> **Challenge**: Write the records out again exactly, leaving no images in.

> **Supplied records**:

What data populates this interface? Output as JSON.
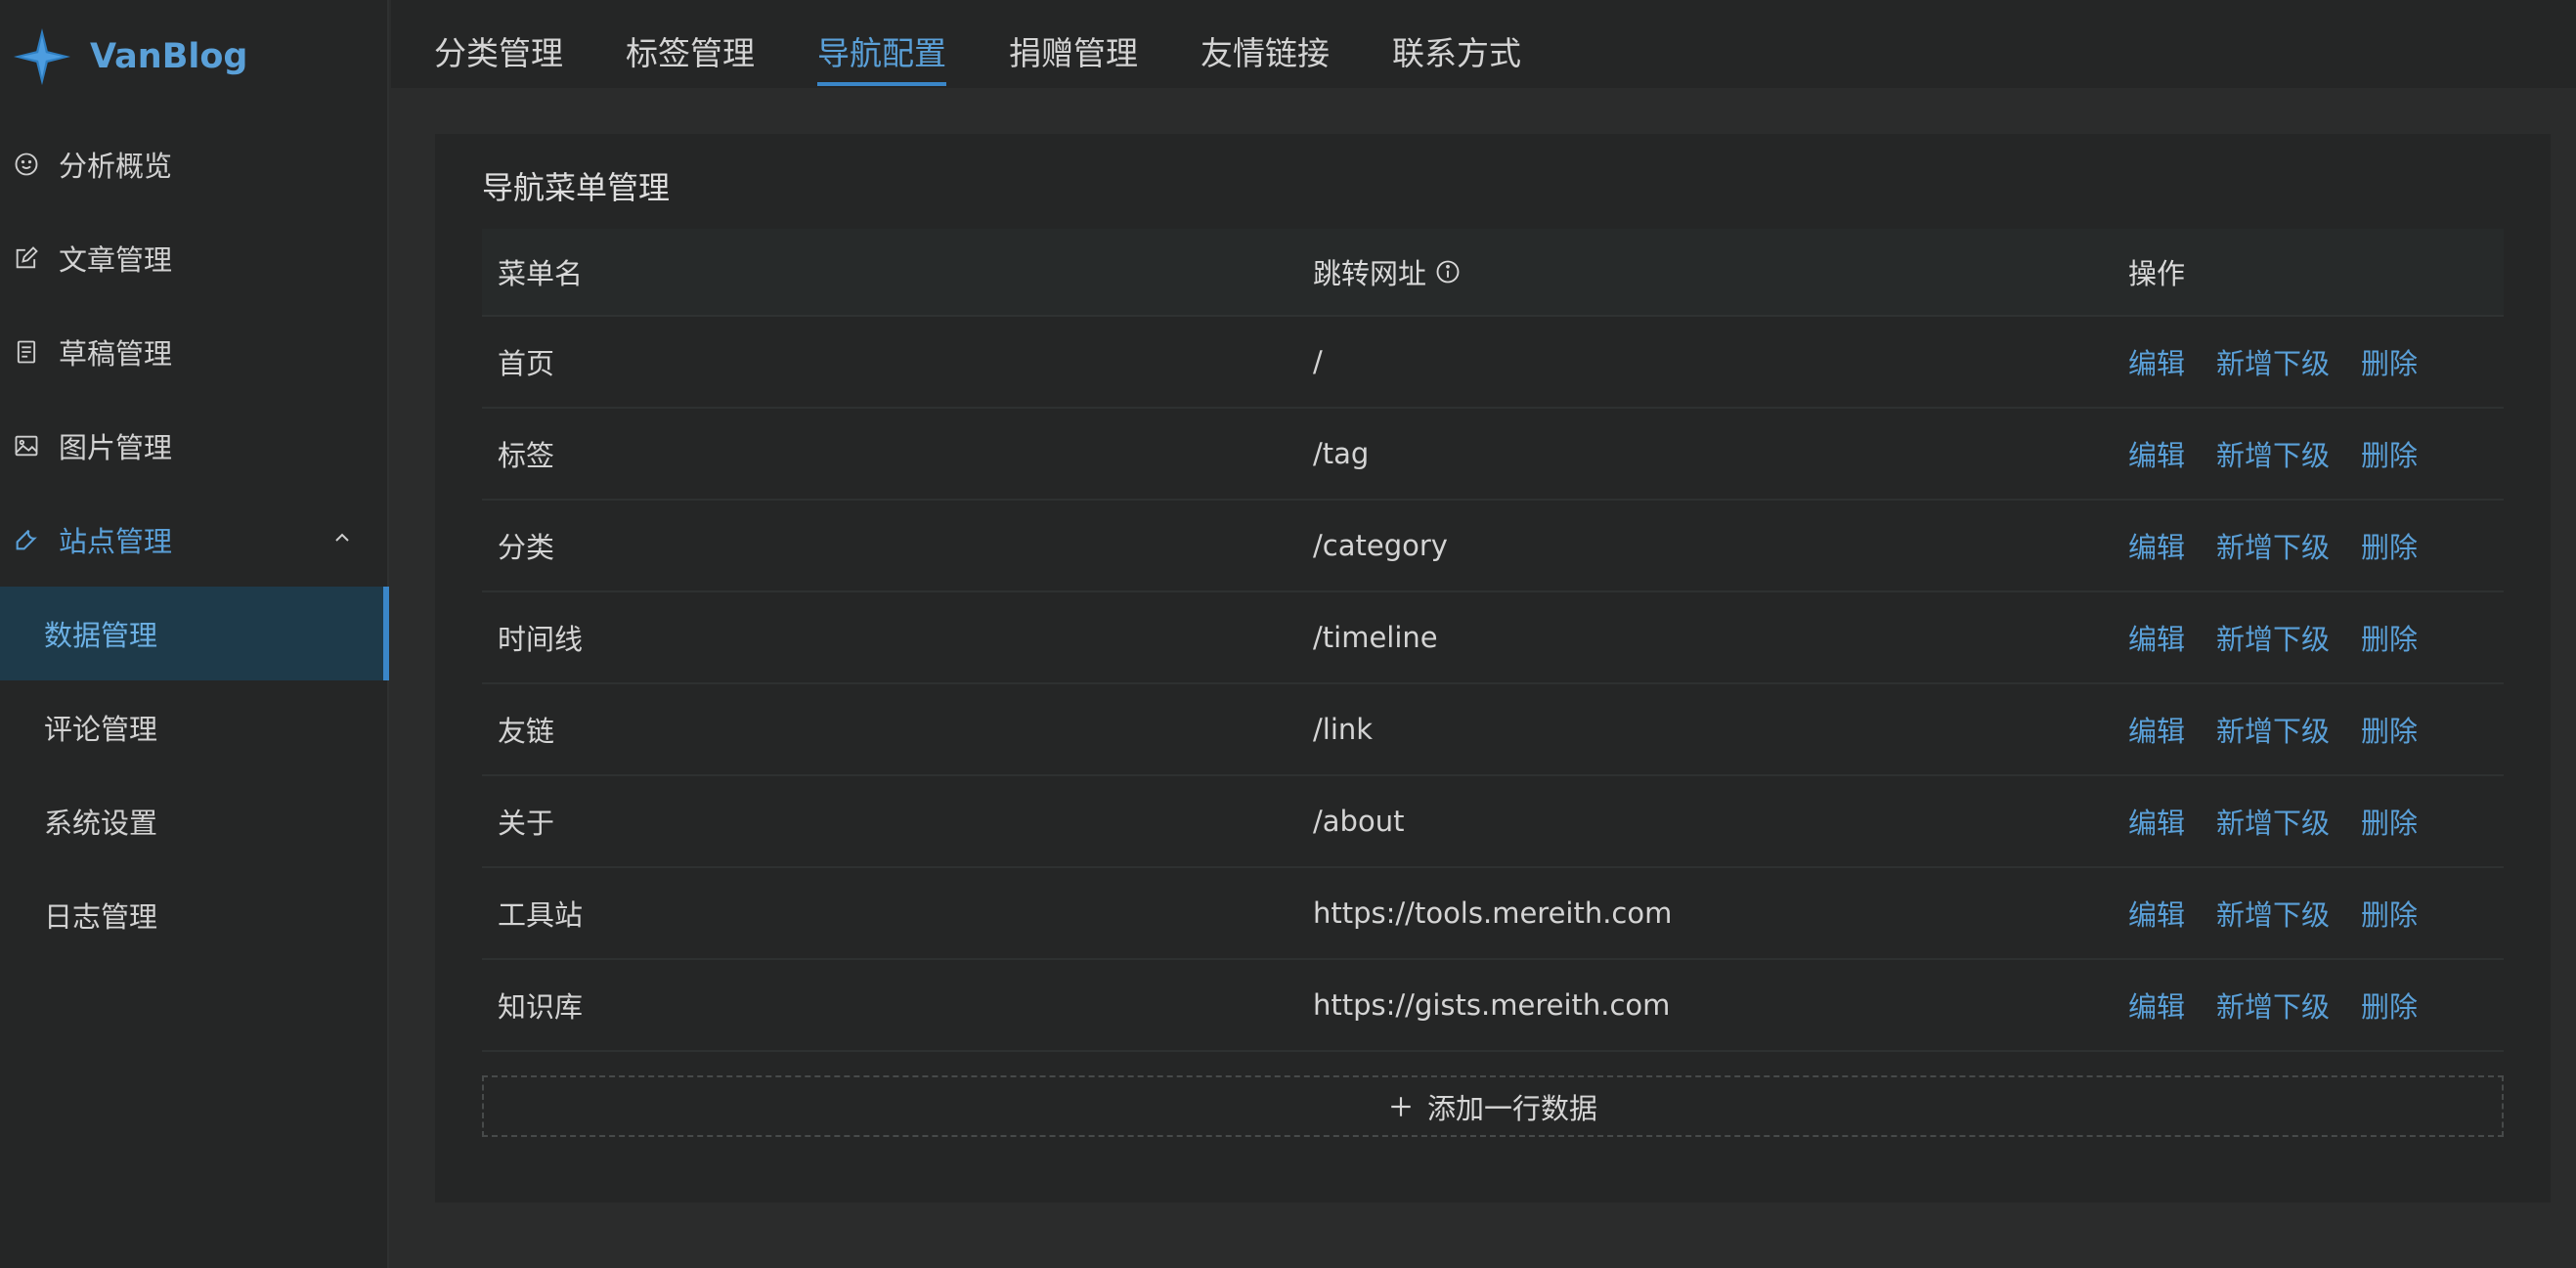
{
  "app": {
    "name": "VanBlog",
    "accent": "#5aa0d8"
  },
  "sidebar": {
    "items": [
      {
        "label": "分析概览",
        "icon": "smile-icon"
      },
      {
        "label": "文章管理",
        "icon": "edit-icon"
      },
      {
        "label": "草稿管理",
        "icon": "file-icon"
      },
      {
        "label": "图片管理",
        "icon": "picture-icon"
      },
      {
        "label": "站点管理",
        "icon": "tool-icon"
      }
    ],
    "subitems": [
      {
        "label": "数据管理"
      },
      {
        "label": "评论管理"
      },
      {
        "label": "系统设置"
      },
      {
        "label": "日志管理"
      }
    ]
  },
  "tabs": [
    {
      "label": "分类管理"
    },
    {
      "label": "标签管理"
    },
    {
      "label": "导航配置"
    },
    {
      "label": "捐赠管理"
    },
    {
      "label": "友情链接"
    },
    {
      "label": "联系方式"
    }
  ],
  "card": {
    "title": "导航菜单管理",
    "columns": {
      "name": "菜单名",
      "url": "跳转网址",
      "actions": "操作"
    },
    "actions": {
      "edit": "编辑",
      "add_child": "新增下级",
      "delete": "删除"
    },
    "rows": [
      {
        "name": "首页",
        "url": "/"
      },
      {
        "name": "标签",
        "url": "/tag"
      },
      {
        "name": "分类",
        "url": "/category"
      },
      {
        "name": "时间线",
        "url": "/timeline"
      },
      {
        "name": "友链",
        "url": "/link"
      },
      {
        "name": "关于",
        "url": "/about"
      },
      {
        "name": "工具站",
        "url": "https://tools.mereith.com"
      },
      {
        "name": "知识库",
        "url": "https://gists.mereith.com"
      }
    ],
    "add_row_label": "添加一行数据"
  }
}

> **Finished task**:
What data populates this interface? Output as JSON.
{
  "app": {
    "name": "VanBlog",
    "accent": "#5aa0d8"
  },
  "sidebar": {
    "items": [
      {
        "label": "分析概览",
        "icon": "smile-icon"
      },
      {
        "label": "文章管理",
        "icon": "edit-icon"
      },
      {
        "label": "草稿管理",
        "icon": "file-icon"
      },
      {
        "label": "图片管理",
        "icon": "picture-icon"
      },
      {
        "label": "站点管理",
        "icon": "tool-icon"
      }
    ],
    "subitems": [
      {
        "label": "数据管理"
      },
      {
        "label": "评论管理"
      },
      {
        "label": "系统设置"
      },
      {
        "label": "日志管理"
      }
    ]
  },
  "tabs": [
    {
      "label": "分类管理"
    },
    {
      "label": "标签管理"
    },
    {
      "label": "导航配置"
    },
    {
      "label": "捐赠管理"
    },
    {
      "label": "友情链接"
    },
    {
      "label": "联系方式"
    }
  ],
  "card": {
    "title": "导航菜单管理",
    "columns": {
      "name": "菜单名",
      "url": "跳转网址",
      "actions": "操作"
    },
    "actions": {
      "edit": "编辑",
      "add_child": "新增下级",
      "delete": "删除"
    },
    "rows": [
      {
        "name": "首页",
        "url": "/"
      },
      {
        "name": "标签",
        "url": "/tag"
      },
      {
        "name": "分类",
        "url": "/category"
      },
      {
        "name": "时间线",
        "url": "/timeline"
      },
      {
        "name": "友链",
        "url": "/link"
      },
      {
        "name": "关于",
        "url": "/about"
      },
      {
        "name": "工具站",
        "url": "https://tools.mereith.com"
      },
      {
        "name": "知识库",
        "url": "https://gists.mereith.com"
      }
    ],
    "add_row_label": "添加一行数据"
  }
}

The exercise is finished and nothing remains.